Your goal: Retype the data that follows line by line, exactly, and leave its pictures out.

□ □ □ □ □

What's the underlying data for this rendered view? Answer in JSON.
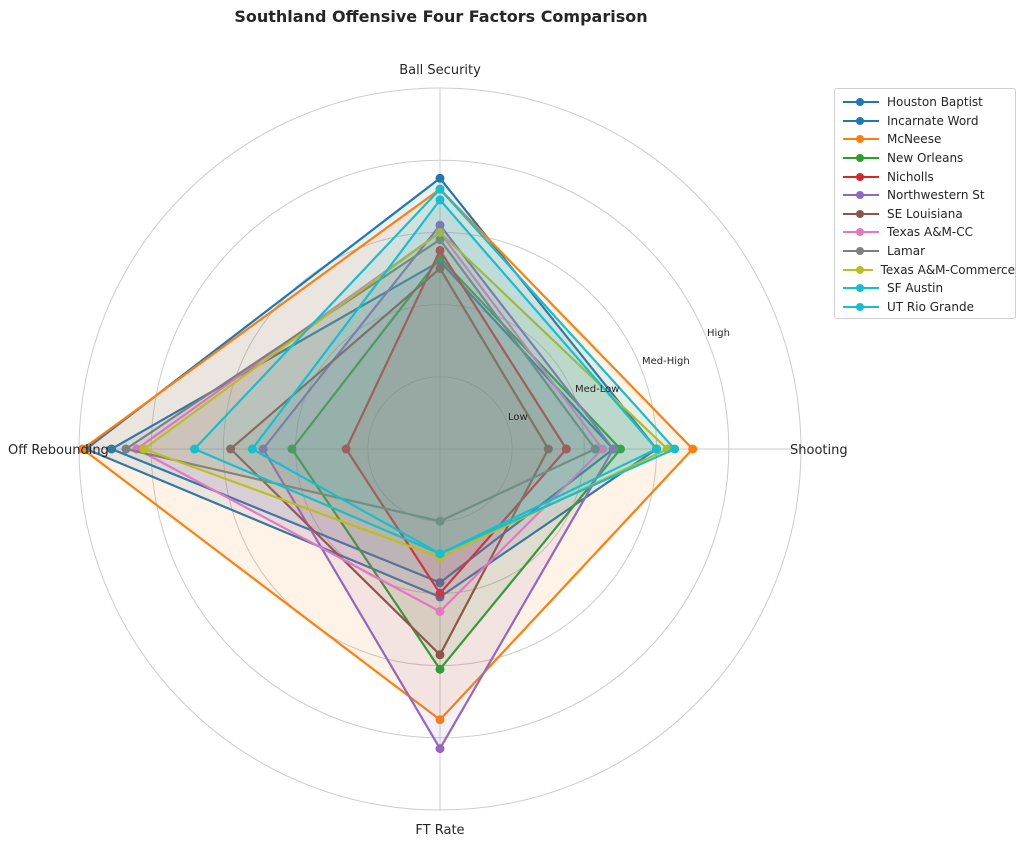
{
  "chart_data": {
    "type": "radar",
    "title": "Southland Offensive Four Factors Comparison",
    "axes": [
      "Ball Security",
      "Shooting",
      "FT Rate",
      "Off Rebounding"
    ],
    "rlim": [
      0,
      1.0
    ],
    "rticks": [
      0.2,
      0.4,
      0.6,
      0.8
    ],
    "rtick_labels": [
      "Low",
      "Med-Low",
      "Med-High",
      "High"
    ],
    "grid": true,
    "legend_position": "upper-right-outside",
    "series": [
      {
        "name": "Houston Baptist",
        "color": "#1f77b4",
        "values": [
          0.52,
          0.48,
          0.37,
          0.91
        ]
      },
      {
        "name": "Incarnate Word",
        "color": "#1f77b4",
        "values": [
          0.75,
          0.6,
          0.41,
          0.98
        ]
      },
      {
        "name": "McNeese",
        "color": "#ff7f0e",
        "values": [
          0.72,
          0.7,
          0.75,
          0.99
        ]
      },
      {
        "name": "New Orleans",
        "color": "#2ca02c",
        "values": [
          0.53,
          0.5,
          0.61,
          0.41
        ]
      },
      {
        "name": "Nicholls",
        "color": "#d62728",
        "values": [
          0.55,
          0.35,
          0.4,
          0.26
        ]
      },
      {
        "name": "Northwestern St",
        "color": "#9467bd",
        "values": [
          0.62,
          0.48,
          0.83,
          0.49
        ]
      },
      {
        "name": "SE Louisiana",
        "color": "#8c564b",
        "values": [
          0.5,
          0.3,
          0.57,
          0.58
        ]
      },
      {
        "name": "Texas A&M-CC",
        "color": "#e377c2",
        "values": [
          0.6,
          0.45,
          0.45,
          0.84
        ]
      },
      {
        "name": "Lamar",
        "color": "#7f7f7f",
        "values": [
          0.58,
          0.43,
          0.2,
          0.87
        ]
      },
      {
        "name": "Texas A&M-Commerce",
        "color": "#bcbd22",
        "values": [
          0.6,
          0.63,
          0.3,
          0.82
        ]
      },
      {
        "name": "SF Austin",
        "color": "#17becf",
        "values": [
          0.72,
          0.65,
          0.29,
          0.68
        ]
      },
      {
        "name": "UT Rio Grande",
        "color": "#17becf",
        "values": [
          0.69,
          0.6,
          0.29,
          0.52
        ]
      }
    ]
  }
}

□ □ □ □ □

Output of the task:
What's the underlying data for this rendered view? Answer in JSON.
{
  "chart_data": {
    "type": "radar",
    "title": "Southland Offensive Four Factors Comparison",
    "axes": [
      "Ball Security",
      "Shooting",
      "FT Rate",
      "Off Rebounding"
    ],
    "rlim": [
      0,
      1.0
    ],
    "rticks": [
      0.2,
      0.4,
      0.6,
      0.8
    ],
    "rtick_labels": [
      "Low",
      "Med-Low",
      "Med-High",
      "High"
    ],
    "grid": true,
    "legend_position": "upper-right-outside",
    "series": [
      {
        "name": "Houston Baptist",
        "color": "#1f77b4",
        "values": [
          0.52,
          0.48,
          0.37,
          0.91
        ]
      },
      {
        "name": "Incarnate Word",
        "color": "#1f77b4",
        "values": [
          0.75,
          0.6,
          0.41,
          0.98
        ]
      },
      {
        "name": "McNeese",
        "color": "#ff7f0e",
        "values": [
          0.72,
          0.7,
          0.75,
          0.99
        ]
      },
      {
        "name": "New Orleans",
        "color": "#2ca02c",
        "values": [
          0.53,
          0.5,
          0.61,
          0.41
        ]
      },
      {
        "name": "Nicholls",
        "color": "#d62728",
        "values": [
          0.55,
          0.35,
          0.4,
          0.26
        ]
      },
      {
        "name": "Northwestern St",
        "color": "#9467bd",
        "values": [
          0.62,
          0.48,
          0.83,
          0.49
        ]
      },
      {
        "name": "SE Louisiana",
        "color": "#8c564b",
        "values": [
          0.5,
          0.3,
          0.57,
          0.58
        ]
      },
      {
        "name": "Texas A&M-CC",
        "color": "#e377c2",
        "values": [
          0.6,
          0.45,
          0.45,
          0.84
        ]
      },
      {
        "name": "Lamar",
        "color": "#7f7f7f",
        "values": [
          0.58,
          0.43,
          0.2,
          0.87
        ]
      },
      {
        "name": "Texas A&M-Commerce",
        "color": "#bcbd22",
        "values": [
          0.6,
          0.63,
          0.3,
          0.82
        ]
      },
      {
        "name": "SF Austin",
        "color": "#17becf",
        "values": [
          0.72,
          0.65,
          0.29,
          0.68
        ]
      },
      {
        "name": "UT Rio Grande",
        "color": "#17becf",
        "values": [
          0.69,
          0.6,
          0.29,
          0.52
        ]
      }
    ]
  }
}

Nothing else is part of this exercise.